#### WHAT YOU ARE ASKED TO DO:
Every entry below must appear again, exactly as written.

****************

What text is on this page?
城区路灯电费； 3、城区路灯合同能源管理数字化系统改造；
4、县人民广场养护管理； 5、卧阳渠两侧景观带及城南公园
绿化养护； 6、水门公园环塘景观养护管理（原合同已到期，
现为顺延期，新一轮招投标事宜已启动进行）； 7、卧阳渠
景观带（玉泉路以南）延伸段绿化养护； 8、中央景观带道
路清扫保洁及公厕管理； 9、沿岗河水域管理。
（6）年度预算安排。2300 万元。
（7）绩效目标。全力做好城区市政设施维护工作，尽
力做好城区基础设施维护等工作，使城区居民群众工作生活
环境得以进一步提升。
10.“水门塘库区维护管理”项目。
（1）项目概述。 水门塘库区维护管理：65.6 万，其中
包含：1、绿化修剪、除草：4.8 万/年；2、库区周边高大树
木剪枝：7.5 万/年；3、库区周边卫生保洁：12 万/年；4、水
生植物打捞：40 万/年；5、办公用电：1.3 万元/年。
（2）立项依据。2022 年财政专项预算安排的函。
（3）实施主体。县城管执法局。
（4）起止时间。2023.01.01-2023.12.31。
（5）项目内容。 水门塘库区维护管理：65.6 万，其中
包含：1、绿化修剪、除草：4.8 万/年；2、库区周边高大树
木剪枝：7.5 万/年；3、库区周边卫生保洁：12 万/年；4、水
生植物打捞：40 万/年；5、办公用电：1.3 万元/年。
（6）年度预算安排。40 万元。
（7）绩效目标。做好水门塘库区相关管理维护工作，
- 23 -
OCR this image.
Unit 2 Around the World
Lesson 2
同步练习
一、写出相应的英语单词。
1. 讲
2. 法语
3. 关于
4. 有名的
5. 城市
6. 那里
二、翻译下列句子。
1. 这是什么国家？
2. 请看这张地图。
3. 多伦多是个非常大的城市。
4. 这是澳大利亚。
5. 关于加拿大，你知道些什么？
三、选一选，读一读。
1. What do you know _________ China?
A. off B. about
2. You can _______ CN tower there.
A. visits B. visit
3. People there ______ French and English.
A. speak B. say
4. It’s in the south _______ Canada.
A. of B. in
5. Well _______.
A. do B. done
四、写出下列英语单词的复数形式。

****************

#### RESPONSE TO THE EXERCISE:
What text is on this page?
城区路灯电费； 3、城区路灯合同能源管理数字化系统改造；
4、县人民广场养护管理； 5、卧阳渠两侧景观带及城南公园
绿化养护； 6、水门公园环塘景观养护管理（原合同已到期，
现为顺延期，新一轮招投标事宜已启动进行）； 7、卧阳渠
景观带（玉泉路以南）延伸段绿化养护； 8、中央景观带道
路清扫保洁及公厕管理； 9、沿岗河水域管理。
（6）年度预算安排。2300 万元。
（7）绩效目标。全力做好城区市政设施维护工作，尽
力做好城区基础设施维护等工作，使城区居民群众工作生活
环境得以进一步提升。
10.“水门塘库区维护管理”项目。
（1）项目概述。 水门塘库区维护管理：65.6 万，其中
包含：1、绿化修剪、除草：4.8 万/年；2、库区周边高大树
木剪枝：7.5 万/年；3、库区周边卫生保洁：12 万/年；4、水
生植物打捞：40 万/年；5、办公用电：1.3 万元/年。
（2）立项依据。2022 年财政专项预算安排的函。
（3）实施主体。县城管执法局。
（4）起止时间。2023.01.01-2023.12.31。
（5）项目内容。 水门塘库区维护管理：65.6 万，其中
包含：1、绿化修剪、除草：4.8 万/年；2、库区周边高大树
木剪枝：7.5 万/年；3、库区周边卫生保洁：12 万/年；4、水
生植物打捞：40 万/年；5、办公用电：1.3 万元/年。
（6）年度预算安排。40 万元。
（7）绩效目标。做好水门塘库区相关管理维护工作，
- 23 -
OCR this image.
Unit 2 Around the World
Lesson 2
同步练习
一、写出相应的英语单词。
1. 讲
2. 法语
3. 关于
4. 有名的
5. 城市
6. 那里
二、翻译下列句子。
1. 这是什么国家？
2. 请看这张地图。
3. 多伦多是个非常大的城市。
4. 这是澳大利亚。
5. 关于加拿大，你知道些什么？
三、选一选，读一读。
1. What do you know _________ China?
A. off B. about
2. You can _______ CN tower there.
A. visits B. visit
3. People there ______ French and English.
A. speak B. say
4. It’s in the south _______ Canada.
A. of B. in
5. Well _______.
A. do B. done
四、写出下列英语单词的复数形式。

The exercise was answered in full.